__Instruction__:
Reproduce the entries from the beginning through the line containing "hero-title[interactable]: Panamá adquirirá", substituting "detection" for "localization" and leaving everything else unchanged.

__The records__:
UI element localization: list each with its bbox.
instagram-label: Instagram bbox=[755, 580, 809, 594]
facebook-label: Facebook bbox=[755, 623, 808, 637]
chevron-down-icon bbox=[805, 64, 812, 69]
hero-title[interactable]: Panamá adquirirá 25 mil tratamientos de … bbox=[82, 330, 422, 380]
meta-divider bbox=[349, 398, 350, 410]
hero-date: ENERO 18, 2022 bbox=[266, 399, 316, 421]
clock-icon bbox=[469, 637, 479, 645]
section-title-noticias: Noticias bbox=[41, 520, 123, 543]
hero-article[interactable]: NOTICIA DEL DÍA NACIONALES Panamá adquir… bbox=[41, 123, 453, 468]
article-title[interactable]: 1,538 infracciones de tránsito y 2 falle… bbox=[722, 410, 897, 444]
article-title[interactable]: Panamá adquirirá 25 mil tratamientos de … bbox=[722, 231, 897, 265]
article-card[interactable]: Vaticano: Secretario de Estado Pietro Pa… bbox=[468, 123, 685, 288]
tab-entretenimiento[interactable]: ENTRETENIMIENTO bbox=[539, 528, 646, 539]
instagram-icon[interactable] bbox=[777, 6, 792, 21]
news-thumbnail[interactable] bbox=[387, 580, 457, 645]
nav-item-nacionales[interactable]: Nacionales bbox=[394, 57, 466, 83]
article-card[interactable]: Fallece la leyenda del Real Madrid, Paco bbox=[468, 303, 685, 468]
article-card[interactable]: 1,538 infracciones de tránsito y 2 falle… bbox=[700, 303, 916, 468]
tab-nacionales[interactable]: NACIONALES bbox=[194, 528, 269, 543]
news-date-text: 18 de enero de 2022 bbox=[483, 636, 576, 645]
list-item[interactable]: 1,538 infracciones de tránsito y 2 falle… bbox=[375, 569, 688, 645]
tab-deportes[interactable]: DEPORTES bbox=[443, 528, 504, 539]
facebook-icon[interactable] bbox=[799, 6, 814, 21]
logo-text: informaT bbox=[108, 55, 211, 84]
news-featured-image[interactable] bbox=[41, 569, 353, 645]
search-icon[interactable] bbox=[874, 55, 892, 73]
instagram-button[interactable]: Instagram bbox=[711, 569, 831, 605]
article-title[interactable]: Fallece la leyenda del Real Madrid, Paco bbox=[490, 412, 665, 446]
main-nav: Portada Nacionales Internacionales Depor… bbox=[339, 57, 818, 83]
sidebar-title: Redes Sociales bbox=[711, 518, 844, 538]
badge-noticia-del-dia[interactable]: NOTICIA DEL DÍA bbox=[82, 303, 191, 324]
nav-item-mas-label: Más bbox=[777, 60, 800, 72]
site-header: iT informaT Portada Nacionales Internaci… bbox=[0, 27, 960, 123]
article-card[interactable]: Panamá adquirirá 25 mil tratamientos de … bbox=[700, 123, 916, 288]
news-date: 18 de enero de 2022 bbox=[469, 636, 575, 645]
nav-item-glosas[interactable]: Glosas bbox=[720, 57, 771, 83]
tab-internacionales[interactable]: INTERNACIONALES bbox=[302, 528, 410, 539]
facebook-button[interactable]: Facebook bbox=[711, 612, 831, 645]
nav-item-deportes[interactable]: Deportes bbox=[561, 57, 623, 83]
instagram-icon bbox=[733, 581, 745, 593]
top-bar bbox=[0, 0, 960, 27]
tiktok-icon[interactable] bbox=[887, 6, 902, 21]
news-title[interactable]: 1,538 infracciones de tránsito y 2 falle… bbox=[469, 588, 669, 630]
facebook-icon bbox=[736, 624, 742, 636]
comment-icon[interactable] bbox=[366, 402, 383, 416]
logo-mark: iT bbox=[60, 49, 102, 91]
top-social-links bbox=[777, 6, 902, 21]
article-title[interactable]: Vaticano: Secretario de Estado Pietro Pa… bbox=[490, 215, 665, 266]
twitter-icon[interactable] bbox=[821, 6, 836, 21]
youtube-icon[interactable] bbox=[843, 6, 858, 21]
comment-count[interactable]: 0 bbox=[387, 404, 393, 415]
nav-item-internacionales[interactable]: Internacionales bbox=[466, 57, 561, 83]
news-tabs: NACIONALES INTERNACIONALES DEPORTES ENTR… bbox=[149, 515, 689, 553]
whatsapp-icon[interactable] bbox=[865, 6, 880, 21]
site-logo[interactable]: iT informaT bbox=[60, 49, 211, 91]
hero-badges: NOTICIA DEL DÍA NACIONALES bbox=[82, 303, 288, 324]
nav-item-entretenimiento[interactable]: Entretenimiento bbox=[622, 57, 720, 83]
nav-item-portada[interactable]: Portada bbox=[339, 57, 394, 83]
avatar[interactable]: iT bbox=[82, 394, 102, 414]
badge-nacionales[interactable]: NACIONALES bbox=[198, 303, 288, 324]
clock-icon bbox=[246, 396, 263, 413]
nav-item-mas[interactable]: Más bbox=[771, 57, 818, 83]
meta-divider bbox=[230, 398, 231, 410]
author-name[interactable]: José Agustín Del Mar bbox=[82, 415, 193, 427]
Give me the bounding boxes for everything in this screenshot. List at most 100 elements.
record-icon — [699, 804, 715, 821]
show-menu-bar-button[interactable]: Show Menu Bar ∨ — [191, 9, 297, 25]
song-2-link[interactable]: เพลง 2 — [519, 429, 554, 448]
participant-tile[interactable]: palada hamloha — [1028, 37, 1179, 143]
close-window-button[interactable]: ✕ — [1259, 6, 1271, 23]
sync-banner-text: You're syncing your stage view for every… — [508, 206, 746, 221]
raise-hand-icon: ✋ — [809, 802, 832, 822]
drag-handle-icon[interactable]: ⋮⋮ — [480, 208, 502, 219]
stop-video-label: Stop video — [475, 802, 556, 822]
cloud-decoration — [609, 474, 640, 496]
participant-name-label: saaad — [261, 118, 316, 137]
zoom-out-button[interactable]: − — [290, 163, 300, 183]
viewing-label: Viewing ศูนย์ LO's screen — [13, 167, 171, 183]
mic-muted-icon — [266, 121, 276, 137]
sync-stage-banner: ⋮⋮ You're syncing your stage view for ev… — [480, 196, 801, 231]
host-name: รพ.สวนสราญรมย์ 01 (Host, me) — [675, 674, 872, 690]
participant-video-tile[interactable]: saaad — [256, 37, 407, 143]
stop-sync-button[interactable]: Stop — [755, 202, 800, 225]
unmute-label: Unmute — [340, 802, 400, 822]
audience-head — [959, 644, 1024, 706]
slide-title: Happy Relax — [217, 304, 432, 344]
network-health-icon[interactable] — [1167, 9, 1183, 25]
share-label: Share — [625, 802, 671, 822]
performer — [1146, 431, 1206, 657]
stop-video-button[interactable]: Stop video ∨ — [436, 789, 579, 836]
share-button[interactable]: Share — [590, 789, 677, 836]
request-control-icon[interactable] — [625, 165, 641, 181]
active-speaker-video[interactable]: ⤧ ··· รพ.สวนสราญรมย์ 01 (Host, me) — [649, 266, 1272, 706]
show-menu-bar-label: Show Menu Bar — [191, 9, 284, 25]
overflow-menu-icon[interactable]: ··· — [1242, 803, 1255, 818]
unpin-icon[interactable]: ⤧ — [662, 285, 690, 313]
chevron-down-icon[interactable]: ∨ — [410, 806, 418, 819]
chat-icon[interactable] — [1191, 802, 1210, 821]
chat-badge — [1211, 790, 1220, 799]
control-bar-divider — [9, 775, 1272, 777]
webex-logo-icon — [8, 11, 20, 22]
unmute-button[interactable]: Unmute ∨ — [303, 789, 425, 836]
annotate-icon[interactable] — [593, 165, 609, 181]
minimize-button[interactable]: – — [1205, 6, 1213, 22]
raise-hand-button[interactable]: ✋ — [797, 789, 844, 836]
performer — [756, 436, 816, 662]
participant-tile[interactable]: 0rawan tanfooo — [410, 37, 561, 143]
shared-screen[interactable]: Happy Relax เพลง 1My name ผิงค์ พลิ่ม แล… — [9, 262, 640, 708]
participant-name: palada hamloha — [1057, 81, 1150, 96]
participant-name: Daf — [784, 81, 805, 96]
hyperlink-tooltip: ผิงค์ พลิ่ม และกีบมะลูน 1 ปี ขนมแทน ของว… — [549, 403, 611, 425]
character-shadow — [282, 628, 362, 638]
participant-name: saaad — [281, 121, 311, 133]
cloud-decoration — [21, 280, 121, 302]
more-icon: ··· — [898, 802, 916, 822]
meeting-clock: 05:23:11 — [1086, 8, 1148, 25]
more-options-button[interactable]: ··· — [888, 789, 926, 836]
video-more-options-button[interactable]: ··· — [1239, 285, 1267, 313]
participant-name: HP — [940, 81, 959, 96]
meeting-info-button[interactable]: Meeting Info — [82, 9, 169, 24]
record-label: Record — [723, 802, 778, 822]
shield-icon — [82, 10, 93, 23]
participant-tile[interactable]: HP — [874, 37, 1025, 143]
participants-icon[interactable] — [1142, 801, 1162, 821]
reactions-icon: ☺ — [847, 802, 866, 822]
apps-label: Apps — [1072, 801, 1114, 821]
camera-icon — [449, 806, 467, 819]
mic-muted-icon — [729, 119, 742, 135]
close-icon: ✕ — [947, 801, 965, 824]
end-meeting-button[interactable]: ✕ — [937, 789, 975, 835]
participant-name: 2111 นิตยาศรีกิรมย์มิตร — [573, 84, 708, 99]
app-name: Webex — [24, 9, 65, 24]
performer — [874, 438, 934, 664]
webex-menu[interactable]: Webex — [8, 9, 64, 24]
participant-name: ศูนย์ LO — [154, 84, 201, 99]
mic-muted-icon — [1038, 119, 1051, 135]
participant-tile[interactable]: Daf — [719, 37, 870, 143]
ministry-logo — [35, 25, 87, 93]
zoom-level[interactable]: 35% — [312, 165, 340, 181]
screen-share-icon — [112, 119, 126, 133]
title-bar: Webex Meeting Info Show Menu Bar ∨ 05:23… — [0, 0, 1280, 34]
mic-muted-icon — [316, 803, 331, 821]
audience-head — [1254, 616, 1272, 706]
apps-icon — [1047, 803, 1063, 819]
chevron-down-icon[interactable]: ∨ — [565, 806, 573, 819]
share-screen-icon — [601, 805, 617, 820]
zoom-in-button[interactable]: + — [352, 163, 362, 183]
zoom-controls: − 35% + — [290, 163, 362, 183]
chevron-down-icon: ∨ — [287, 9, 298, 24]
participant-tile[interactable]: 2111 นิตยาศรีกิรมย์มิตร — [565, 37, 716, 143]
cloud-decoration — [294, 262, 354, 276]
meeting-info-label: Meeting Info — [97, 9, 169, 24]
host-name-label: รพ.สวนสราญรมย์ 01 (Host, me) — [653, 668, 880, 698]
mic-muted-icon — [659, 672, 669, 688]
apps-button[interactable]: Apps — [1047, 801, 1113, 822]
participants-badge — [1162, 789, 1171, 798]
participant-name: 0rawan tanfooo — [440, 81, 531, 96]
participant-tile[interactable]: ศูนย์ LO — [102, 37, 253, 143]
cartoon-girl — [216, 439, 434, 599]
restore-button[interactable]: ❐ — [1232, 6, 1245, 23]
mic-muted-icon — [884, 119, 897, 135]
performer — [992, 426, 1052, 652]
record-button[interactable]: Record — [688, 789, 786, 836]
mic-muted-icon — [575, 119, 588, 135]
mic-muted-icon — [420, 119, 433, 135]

__Response to this exercise__:
UI element detection: list each with its bbox.
instagram-label: Instagram bbox=[755, 580, 809, 594]
facebook-label: Facebook bbox=[755, 623, 808, 637]
chevron-down-icon bbox=[805, 64, 812, 69]
hero-title[interactable]: Panamá adquirirá 25 mil tratamientos de … bbox=[82, 330, 422, 380]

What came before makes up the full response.